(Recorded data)
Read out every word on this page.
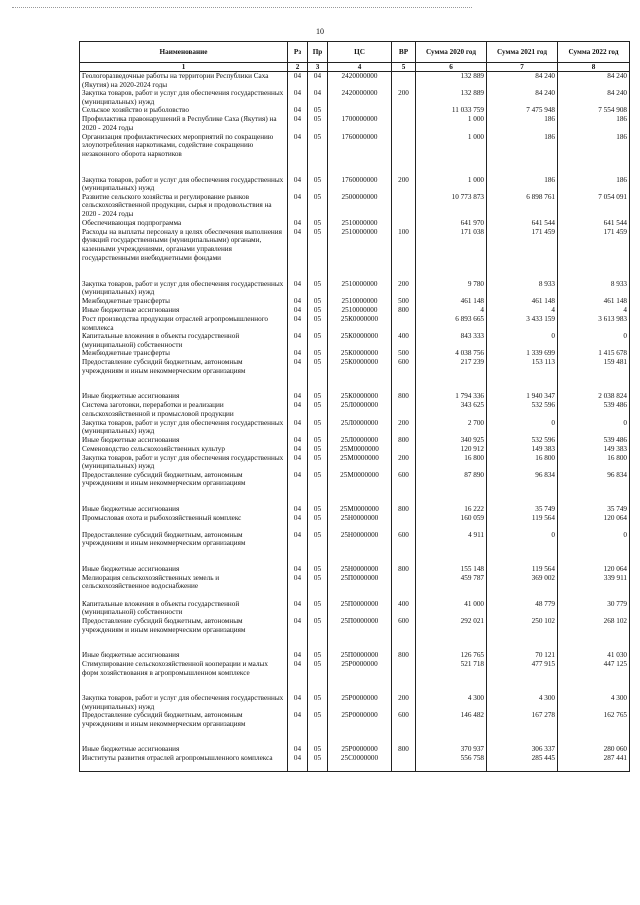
10
Наименование	Рз	Пр	ЦС	ВР	Сумма 2020 год	Сумма 2021 год	Сумма 2022 год
1	2	3	4	5	6	7	8
Геологоразведочные работы на территории Республики Саха (Якутия) на 2020-2024 годы	04	04	2420000000		132 889	84 240	84 240
Закупка товаров, работ и услуг для обеспечения государственных (муниципальных) нужд	04	04	2420000000	200	132 889	84 240	84 240
Сельское хозяйство и рыболовство	04	05			11 033 759	7 475 948	7 554 908
Профилактика правонарушений в Республике Саха (Якутия) на 2020 - 2024 годы	04	05	1700000000		1 000	186	186
Организация профилактических мероприятий по сокращению злоупотребления наркотиками, содействие сокращению незаконного оборота наркотиков	04	05	1760000000		1 000	186	186
Закупка товаров, работ и услуг для обеспечения государственных (муниципальных) нужд	04	05	1760000000	200	1 000	186	186
Развитие сельского хозяйства и регулирование рынков сельскохозяйственной продукции, сырья и продовольствия на 2020 - 2024 годы	04	05	2500000000		10 773 873	6 898 761	7 054 091
Обеспечивающая подпрограмма	04	05	2510000000		641 970	641 544	641 544
Расходы на выплаты персоналу в целях обеспечения выполнения функций государственными (муниципальными) органами, казенными учреждениями, органами управления государственными внебюджетными фондами	04	05	2510000000	100	171 038	171 459	171 459
Закупка товаров, работ и услуг для обеспечения государственных (муниципальных) нужд	04	05	2510000000	200	9 780	8 933	8 933
Межбюджетные трансферты	04	05	2510000000	500	461 148	461 148	461 148
Иные бюджетные ассигнования	04	05	2510000000	800	4	4	4
Рост производства продукции отраслей агропромышленного комплекса	04	05	25К0000000		6 893 665	3 433 159	3 613 983
Капитальные вложения в объекты государственной (муниципальной) собственности	04	05	25К0000000	400	843 333	0	0
Межбюджетные трансферты	04	05	25К0000000	500	4 038 756	1 339 699	1 415 678
Предоставление субсидий бюджетным, автономным учреждениям и иным некоммерческим организациям	04	05	25К0000000	600	217 239	153 113	159 481
Иные бюджетные ассигнования	04	05	25К0000000	800	1 794 336	1 940 347	2 038 824
Система заготовки, переработки и реализации сельскохозяйственной и промысловой продукции	04	05	25Л0000000		343 625	532 596	539 486
Закупка товаров, работ и услуг для обеспечения государственных (муниципальных) нужд	04	05	25Л0000000	200	2 700	0	0
Иные бюджетные ассигнования	04	05	25Л0000000	800	340 925	532 596	539 486
Семеноводство сельскохозяйственных культур	04	05	25М0000000		120 912	149 383	149 383
Закупка товаров, работ и услуг для обеспечения государственных (муниципальных) нужд	04	05	25М0000000	200	16 800	16 800	16 800
Предоставление субсидий бюджетным, автономным учреждениям и иным некоммерческим организациям	04	05	25М0000000	600	87 890	96 834	96 834
Иные бюджетные ассигнования	04	05	25М0000000	800	16 222	35 749	35 749
Промысловая охота и рыбохозяйственный комплекс	04	05	25Н0000000		160 059	119 564	120 064
Предоставление субсидий бюджетным, автономным учреждениям и иным некоммерческим организациям	04	05	25Н0000000	600	4 911	0	0
Иные бюджетные ассигнования	04	05	25Н0000000	800	155 148	119 564	120 064
Мелиорация сельскохозяйственных земель и сельскохозяйственное водоснабжение	04	05	25П0000000		459 787	369 002	339 911
Капитальные вложения в объекты государственной (муниципальной) собственности	04	05	25П0000000	400	41 000	48 779	30 779
Предоставление субсидий бюджетным, автономным учреждениям и иным некоммерческим организациям	04	05	25П0000000	600	292 021	250 102	268 102
Иные бюджетные ассигнования	04	05	25П0000000	800	126 765	70 121	41 030
Стимулирование сельскохозяйственной кооперации и малых форм хозяйствования в агропромышленном комплексе	04	05	25Р0000000		521 718	477 915	447 125
Закупка товаров, работ и услуг для обеспечения государственных (муниципальных) нужд	04	05	25Р0000000	200	4 300	4 300	4 300
Предоставление субсидий бюджетным, автономным учреждениям и иным некоммерческим организациям	04	05	25Р0000000	600	146 482	167 278	162 765
Иные бюджетные ассигнования	04	05	25Р0000000	800	370 937	306 337	280 060
Институты развития отраслей агропромышленного комплекса	04	05	25С0000000		556 758	285 445	287 441
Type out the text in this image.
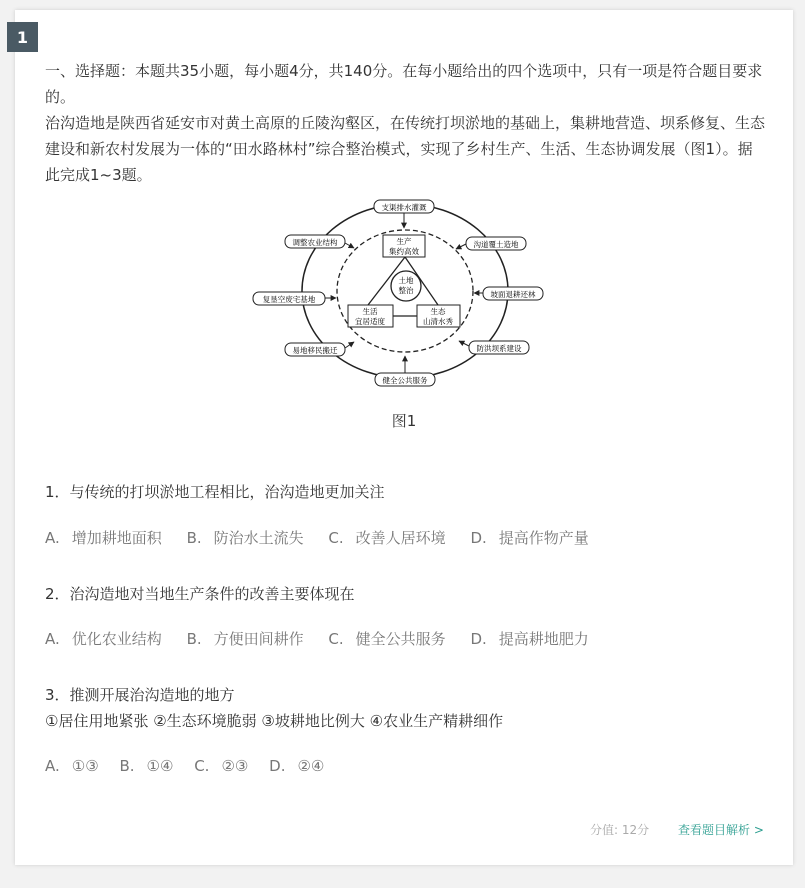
1

一、选择题：本题共35小题，每小题4分，共140分。在每小题给出的四个选项中，只有一项是符合题目要求的。

治沟造地是陕西省延安市对黄土高原的丘陵沟壑区，在传统打坝淤地的基础上，集耕地营造、坝系修复、生态建设和新农村发展为一体的“田水路林村”综合整治模式，实现了乡村生产、生活、生态协调发展（图1）。据此完成1~3题。

土地
整治
生产
集约高效
生活
宜居适度
生态
山清水秀
支渠排水灌溉
调整农业结构	沟道覆土造地
复垦空废宅基地
坡面退耕还林
易地移民搬迁	防洪坝系建设
健全公共服务
图1
1．与传统的打坝淤地工程相比，治沟造地更加关注
A. 增加耕地面积 B. 防治水土流失 C. 改善人居环境 D. 提高作物产量
2．治沟造地对当地生产条件的改善主要体现在
A. 优化农业结构 B. 方便田间耕作 C. 健全公共服务 D. 提高耕地肥力
3．推测开展治沟造地的地方
①居住用地紧张 ②生态环境脆弱 ③坡耕地比例大 ④农业生产精耕细作
A. ①③ B. ①④ C. ②③ D. ②④
分值: 12分 查看题目解析 >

### What you are asked to do:
Write down only the number of lines that contain the string "отраслей" in the listing.

### The response:
2